Available records
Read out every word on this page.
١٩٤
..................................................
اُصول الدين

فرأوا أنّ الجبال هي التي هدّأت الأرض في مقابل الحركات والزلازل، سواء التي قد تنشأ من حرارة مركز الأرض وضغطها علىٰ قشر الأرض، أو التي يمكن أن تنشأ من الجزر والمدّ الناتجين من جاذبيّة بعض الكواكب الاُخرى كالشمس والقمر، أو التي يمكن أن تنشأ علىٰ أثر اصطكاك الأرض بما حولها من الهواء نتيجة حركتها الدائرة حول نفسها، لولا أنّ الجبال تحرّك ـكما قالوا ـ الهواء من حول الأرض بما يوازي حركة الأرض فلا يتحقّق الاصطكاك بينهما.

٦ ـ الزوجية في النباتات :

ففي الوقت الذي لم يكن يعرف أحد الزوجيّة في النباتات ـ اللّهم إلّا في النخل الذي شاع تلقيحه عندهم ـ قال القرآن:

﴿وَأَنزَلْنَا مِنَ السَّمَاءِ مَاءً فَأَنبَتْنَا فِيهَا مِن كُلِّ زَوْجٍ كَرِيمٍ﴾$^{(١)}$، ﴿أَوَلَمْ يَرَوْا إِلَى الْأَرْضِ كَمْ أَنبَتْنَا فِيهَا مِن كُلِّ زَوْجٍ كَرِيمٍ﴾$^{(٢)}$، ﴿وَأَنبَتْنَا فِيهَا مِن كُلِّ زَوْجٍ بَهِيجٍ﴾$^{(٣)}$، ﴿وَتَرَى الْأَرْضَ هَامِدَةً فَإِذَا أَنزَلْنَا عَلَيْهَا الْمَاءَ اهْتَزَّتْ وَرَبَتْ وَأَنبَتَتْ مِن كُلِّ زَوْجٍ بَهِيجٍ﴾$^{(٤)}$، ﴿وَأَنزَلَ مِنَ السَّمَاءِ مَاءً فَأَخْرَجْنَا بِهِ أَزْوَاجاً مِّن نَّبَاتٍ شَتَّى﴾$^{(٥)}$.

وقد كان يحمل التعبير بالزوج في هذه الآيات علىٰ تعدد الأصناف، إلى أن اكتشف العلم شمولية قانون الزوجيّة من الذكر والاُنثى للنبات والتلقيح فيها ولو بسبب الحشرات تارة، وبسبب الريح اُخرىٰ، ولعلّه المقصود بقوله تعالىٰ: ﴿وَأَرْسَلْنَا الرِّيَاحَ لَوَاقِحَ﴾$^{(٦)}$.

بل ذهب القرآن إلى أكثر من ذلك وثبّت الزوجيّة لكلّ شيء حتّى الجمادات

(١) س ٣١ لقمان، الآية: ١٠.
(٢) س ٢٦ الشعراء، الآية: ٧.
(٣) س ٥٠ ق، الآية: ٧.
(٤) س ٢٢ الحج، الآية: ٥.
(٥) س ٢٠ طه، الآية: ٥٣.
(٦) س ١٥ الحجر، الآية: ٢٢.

Set exercise
Nothing but a number is needed here: how many lines hold the string "القرآن"?

Full output
2